● Material:
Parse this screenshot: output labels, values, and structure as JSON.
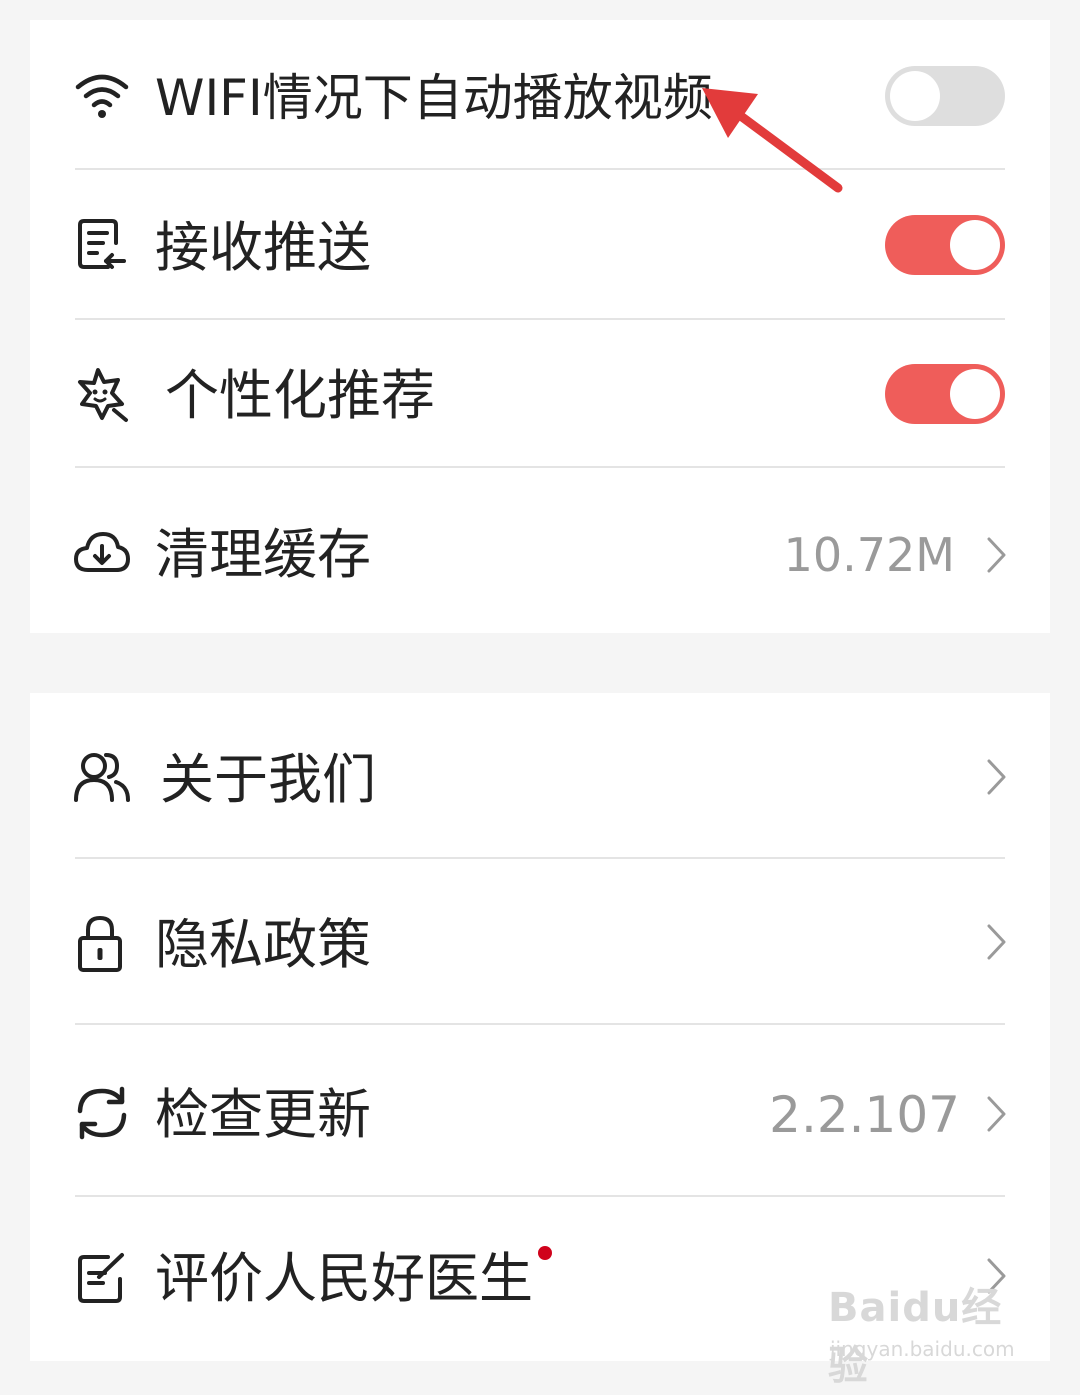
{
  "settings_card": {
    "items": [
      {
        "label": "WIFI情况下自动播放视频",
        "icon": "wifi-icon",
        "toggle": false
      },
      {
        "label": "接收推送",
        "icon": "push-receive-icon",
        "toggle": true
      },
      {
        "label": "个性化推荐",
        "icon": "star-face-icon",
        "toggle": true
      },
      {
        "label": "清理缓存",
        "icon": "cloud-download-icon",
        "value": "10.72M"
      }
    ]
  },
  "info_card": {
    "items": [
      {
        "label": "关于我们",
        "icon": "users-icon"
      },
      {
        "label": "隐私政策",
        "icon": "lock-icon"
      },
      {
        "label": "检查更新",
        "icon": "refresh-icon",
        "value": "2.2.107"
      },
      {
        "label": "评价人民好医生",
        "icon": "edit-note-icon"
      }
    ]
  },
  "watermark": {
    "logo": "Baidu经验",
    "url": "jingyan.baidu.com"
  },
  "colors": {
    "accent": "#ef5d5a",
    "toggle_off": "#dedede",
    "arrow": "#e23b3b",
    "badge": "#d0021b"
  }
}
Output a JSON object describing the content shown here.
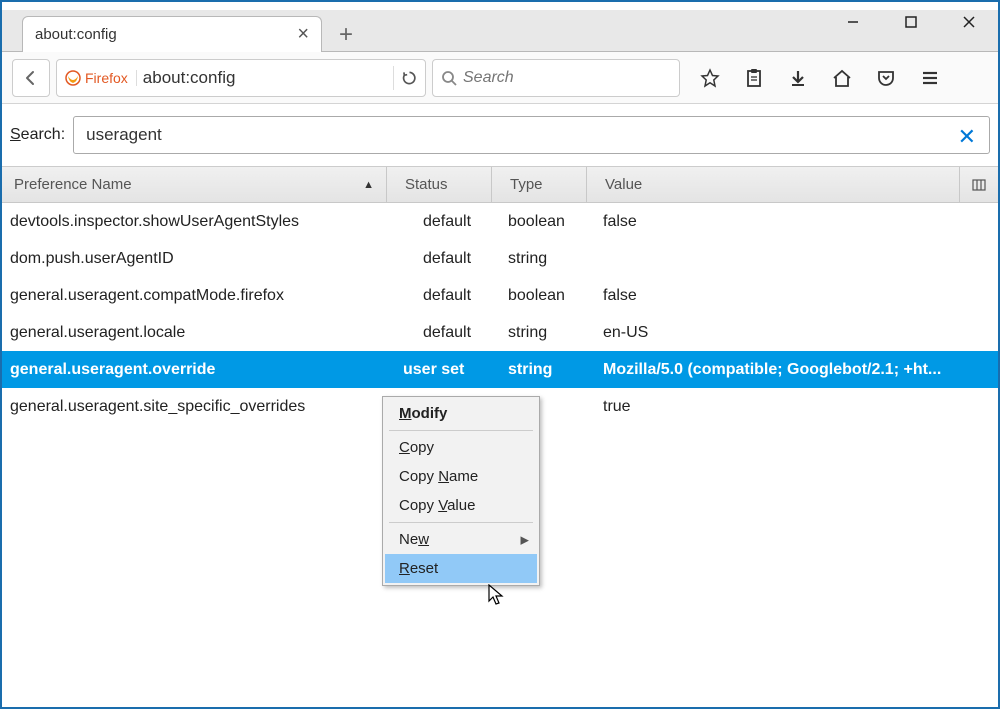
{
  "window": {
    "tab_title": "about:config"
  },
  "navbar": {
    "identity_text": "Firefox",
    "url": "about:config",
    "search_placeholder": "Search"
  },
  "config": {
    "search_label": "Search:",
    "search_value": "useragent",
    "columns": {
      "name": "Preference Name",
      "status": "Status",
      "type": "Type",
      "value": "Value"
    },
    "rows": [
      {
        "name": "devtools.inspector.showUserAgentStyles",
        "status": "default",
        "type": "boolean",
        "value": "false",
        "sel": false
      },
      {
        "name": "dom.push.userAgentID",
        "status": "default",
        "type": "string",
        "value": "",
        "sel": false
      },
      {
        "name": "general.useragent.compatMode.firefox",
        "status": "default",
        "type": "boolean",
        "value": "false",
        "sel": false
      },
      {
        "name": "general.useragent.locale",
        "status": "default",
        "type": "string",
        "value": "en-US",
        "sel": false
      },
      {
        "name": "general.useragent.override",
        "status": "user set",
        "type": "string",
        "value": "Mozilla/5.0 (compatible; Googlebot/2.1; +ht...",
        "sel": true
      },
      {
        "name": "general.useragent.site_specific_overrides",
        "status": "",
        "type": "ean",
        "value": "true",
        "sel": false
      }
    ]
  },
  "context_menu": {
    "modify": "Modify",
    "copy": "Copy",
    "copy_name": "Copy Name",
    "copy_value": "Copy Value",
    "new": "New",
    "reset": "Reset"
  }
}
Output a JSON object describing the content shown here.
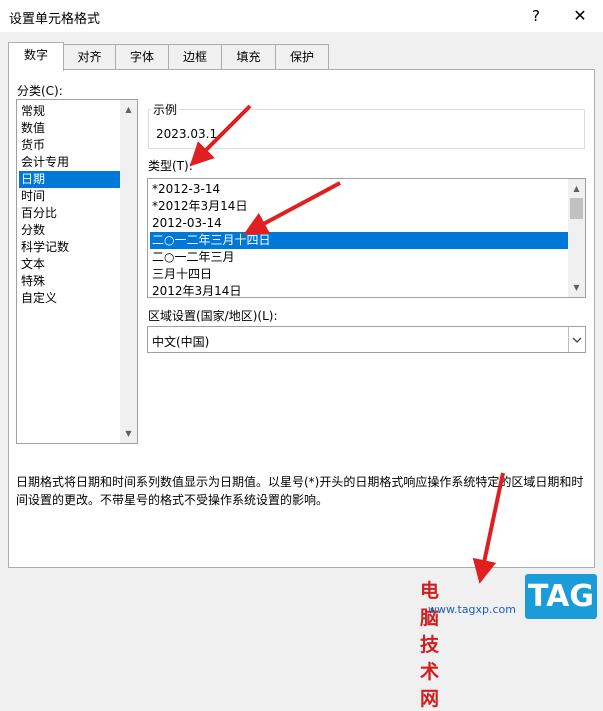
{
  "window": {
    "title": "设置单元格格式",
    "help_label": "?",
    "close_label": "✕"
  },
  "tabs": [
    {
      "label": "数字",
      "active": true
    },
    {
      "label": "对齐"
    },
    {
      "label": "字体"
    },
    {
      "label": "边框"
    },
    {
      "label": "填充"
    },
    {
      "label": "保护"
    }
  ],
  "category": {
    "label": "分类(C):",
    "items": [
      "常规",
      "数值",
      "货币",
      "会计专用",
      "日期",
      "时间",
      "百分比",
      "分数",
      "科学记数",
      "文本",
      "特殊",
      "自定义"
    ],
    "selected": "日期"
  },
  "sample": {
    "label": "示例",
    "value": "2023.03.1"
  },
  "type": {
    "label": "类型(T):",
    "items": [
      "*2012-3-14",
      "*2012年3月14日",
      "2012-03-14",
      "二○一二年三月十四日",
      "二○一二年三月",
      "三月十四日",
      "2012年3月14日"
    ],
    "selected": "二○一二年三月十四日"
  },
  "locale": {
    "label": "区域设置(国家/地区)(L):",
    "value": "中文(中国)"
  },
  "description": "日期格式将日期和时间系列数值显示为日期值。以星号(*)开头的日期格式响应操作系统特定的区域日期和时间设置的更改。不带星号的格式不受操作系统设置的影响。",
  "icons": {
    "scroll_up": "chevron-up-icon",
    "scroll_down": "chevron-down-icon",
    "dropdown": "chevron-down-icon"
  },
  "colors": {
    "selection": "#0078d7",
    "annotation_arrow": "#e02020",
    "watermark_red": "#d21e1e",
    "badge_blue": "#1b9cd8"
  },
  "watermark": {
    "text": "电脑技术网",
    "url": "www.tagxp.com",
    "badge": "TAG"
  }
}
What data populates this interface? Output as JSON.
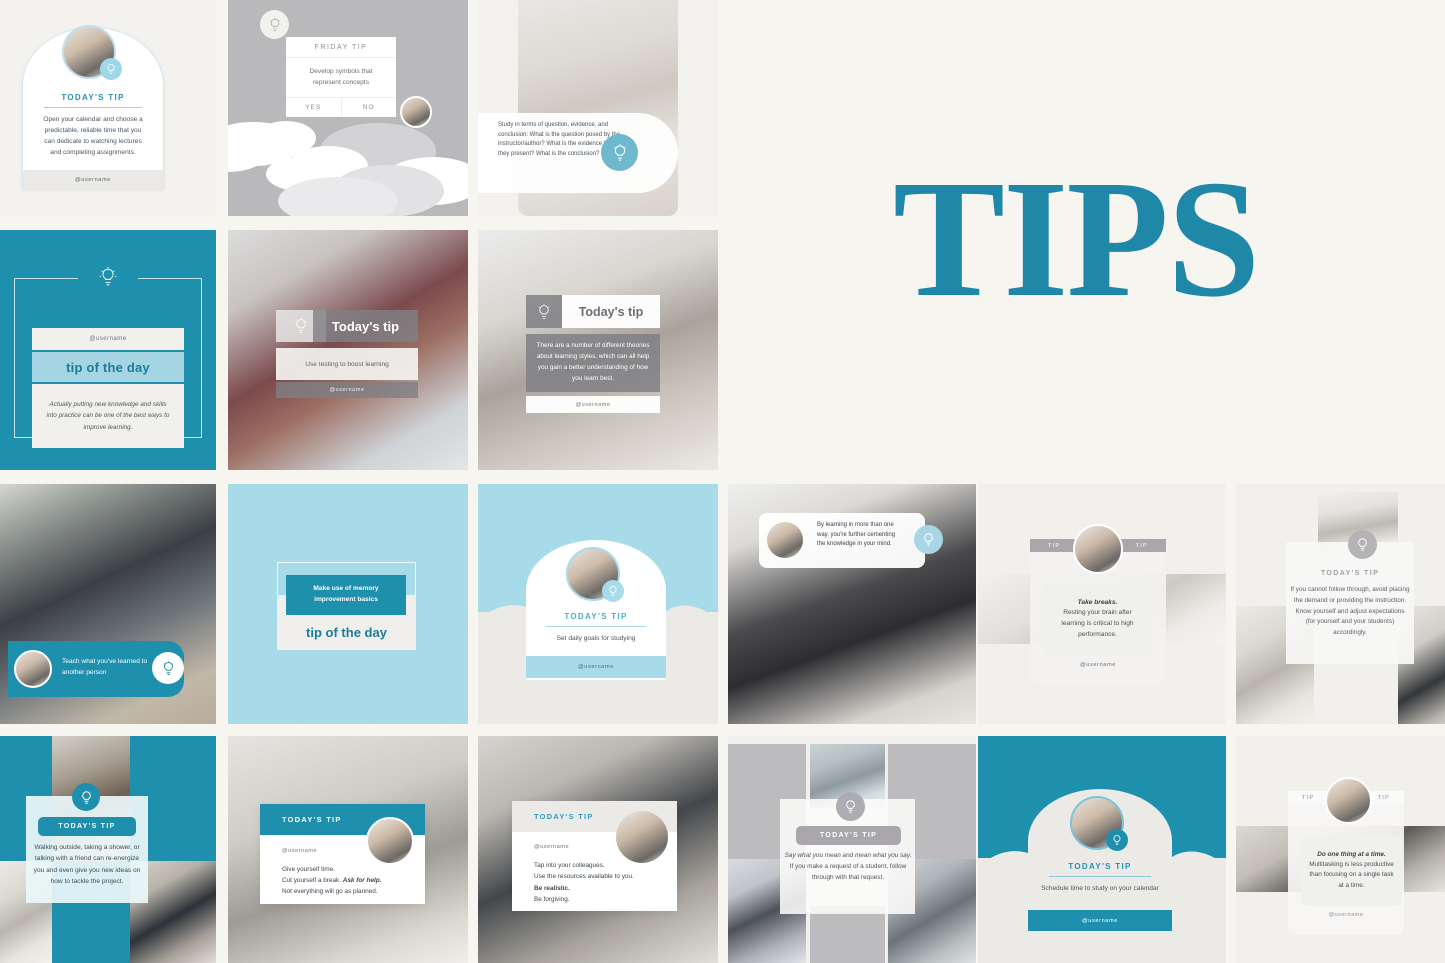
{
  "page": {
    "title": "TIPS",
    "background_color": "#f7f5f0",
    "accent_teal": "#1f8fae",
    "accent_light_blue": "#9ed7e8",
    "accent_gray": "#b9b9bc",
    "username": "@username"
  },
  "tiles": [
    {
      "id": "tile-arch-calendar",
      "style": "arch-white-card",
      "heading": "TODAY'S TIP",
      "body": "Open your calendar and choose a predictable, reliable time that you can dedicate to watching lectures and completing assignments.",
      "username": "@username",
      "icon": "lightbulb-icon"
    },
    {
      "id": "tile-friday-tip-clouds",
      "style": "gray-clouds-dialog",
      "heading": "FRIDAY TIP",
      "body": "Develop symbols that represent concepts",
      "buttons": [
        "YES",
        "NO"
      ],
      "icon": "lightbulb-icon"
    },
    {
      "id": "tile-study-question",
      "style": "photo-overlay-bubble",
      "body": "Study in terms of question, evidence, and conclusion: What is the question posed by the instructor/author? What is the evidence that they present? What is the conclusion?",
      "icon": "lightbulb-icon"
    },
    {
      "id": "tile-teal-tip-of-day",
      "style": "teal-framed-card",
      "username": "@username",
      "heading": "tip of the day",
      "body": "Actually putting new knowledge and skills into practice can be one of the best ways to improve learning.",
      "icon": "lightbulb-icon"
    },
    {
      "id": "tile-todays-tip-testing",
      "style": "photo-gray-banner",
      "heading": "Today's tip",
      "body": "Use testing to boost learning",
      "username": "@username",
      "icon": "lightbulb-icon"
    },
    {
      "id": "tile-todays-tip-learning-styles",
      "style": "photo-gray-banner",
      "heading": "Today's tip",
      "body": "There are a number of different theories about learning styles, which can all help you gain a better understanding of how you learn best.",
      "username": "@username",
      "icon": "lightbulb-icon"
    },
    {
      "id": "tile-teach-another",
      "style": "photo-teal-pill",
      "body": "Teach what you've learned to another person",
      "icon": "lightbulb-icon",
      "avatar": "avatar"
    },
    {
      "id": "tile-memory-basics",
      "style": "skyblue-framed-card",
      "heading": "Make use of memory improvement basics",
      "body": "tip of the day"
    },
    {
      "id": "tile-arch-daily-goals",
      "style": "arch-skyblue",
      "heading": "TODAY'S TIP",
      "body": "Set daily goals for studying",
      "username": "@username",
      "icon": "lightbulb-icon"
    },
    {
      "id": "tile-learning-more-than-one-way",
      "style": "photo-chat-bubble",
      "body": "By learning in more than one way, you're further cementing the knowledge in your mind.",
      "icon": "lightbulb-icon",
      "avatar": "avatar"
    },
    {
      "id": "tile-take-breaks",
      "style": "tip-tabs-card",
      "tabs": [
        "TIP",
        "TIP"
      ],
      "body_bold": "Take breaks.",
      "body": "Resting your brain after learning is critical to high performance.",
      "username": "@username",
      "avatar": "avatar"
    },
    {
      "id": "tile-follow-through",
      "style": "collage-overlay",
      "heading": "TODAY'S TIP",
      "body": "If you cannot follow through, avoid placing the demand or providing the instruction. Know yourself and adjust expectations (for yourself and your students) accordingly.",
      "icon": "lightbulb-icon"
    },
    {
      "id": "tile-walking-outside",
      "style": "teal-collage",
      "heading": "TODAY'S TIP",
      "body": "Walking outside, taking a shower, or talking with a friend can re-energize you and even give you new ideas on how to tackle the project.",
      "icon": "lightbulb-icon"
    },
    {
      "id": "tile-give-yourself-time",
      "style": "photo-white-card-teal-header",
      "heading": "TODAY'S TIP",
      "username": "@username",
      "line1": "Give yourself time.",
      "line2a": "Cut yourself a break. ",
      "line2b": "Ask for help.",
      "line3": "Not everything will go as planned.",
      "avatar": "avatar"
    },
    {
      "id": "tile-tap-colleagues",
      "style": "photo-white-card-gray-header",
      "heading": "TODAY'S TIP",
      "username": "@username",
      "line1": "Tap into your colleagues.",
      "line2": "Use the resources available to you.",
      "line3": "Be realistic.",
      "line4": "Be forgiving.",
      "avatar": "avatar"
    },
    {
      "id": "tile-say-what-you-mean",
      "style": "gray-collage-overlay",
      "heading": "TODAY'S TIP",
      "body_italic": "Say what you mean and mean what you say.",
      "body": "If you make a request of a student, follow through with that request.",
      "icon": "lightbulb-icon"
    },
    {
      "id": "tile-arch-schedule-study",
      "style": "arch-teal",
      "heading": "TODAY'S TIP",
      "body": "Schedule time to study on your calendar",
      "username": "@username",
      "icon": "lightbulb-icon"
    },
    {
      "id": "tile-one-thing-at-a-time",
      "style": "tip-tabs-card",
      "tabs": [
        "TIP",
        "TIP"
      ],
      "body_bold": "Do one thing at a time.",
      "body": "Multitasking is less productive than focusing on a single task at a time.",
      "username": "@username",
      "avatar": "avatar"
    }
  ]
}
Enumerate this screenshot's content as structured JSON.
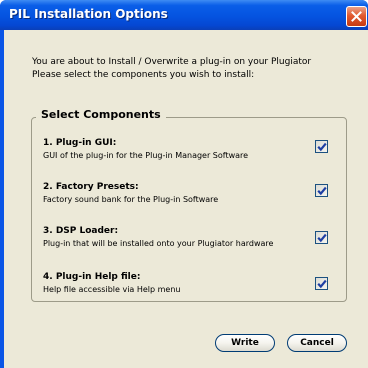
{
  "window": {
    "title": "PIL Installation Options"
  },
  "intro": {
    "line1": "You are about to Install / Overwrite a plug-in on your Plugiator",
    "line2": "Please select the components you wish to install:"
  },
  "group": {
    "legend": "Select Components"
  },
  "components": [
    {
      "name": "1. Plug-in GUI:",
      "description": "GUI of the plug-in for the Plug-in Manager Software",
      "checked": true
    },
    {
      "name": "2. Factory Presets:",
      "description": "Factory sound bank for the Plug-in Software",
      "checked": true
    },
    {
      "name": "3. DSP Loader:",
      "description": "Plug-in that will be installed onto your Plugiator hardware",
      "checked": true
    },
    {
      "name": "4. Plug-in Help file:",
      "description": "Help file accessible via Help menu",
      "checked": true
    }
  ],
  "buttons": {
    "write": "Write",
    "cancel": "Cancel"
  },
  "colors": {
    "titlebar": "#0553e0",
    "dialog_background": "#ece9d8",
    "check_mark": "#1d3ea3"
  },
  "icons": {
    "close": "close-icon",
    "check": "checkmark-icon"
  }
}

● Requirement: Tally up how many lines in the preceding listing contain the word "follow". Give nothing but the number.

● In response: 3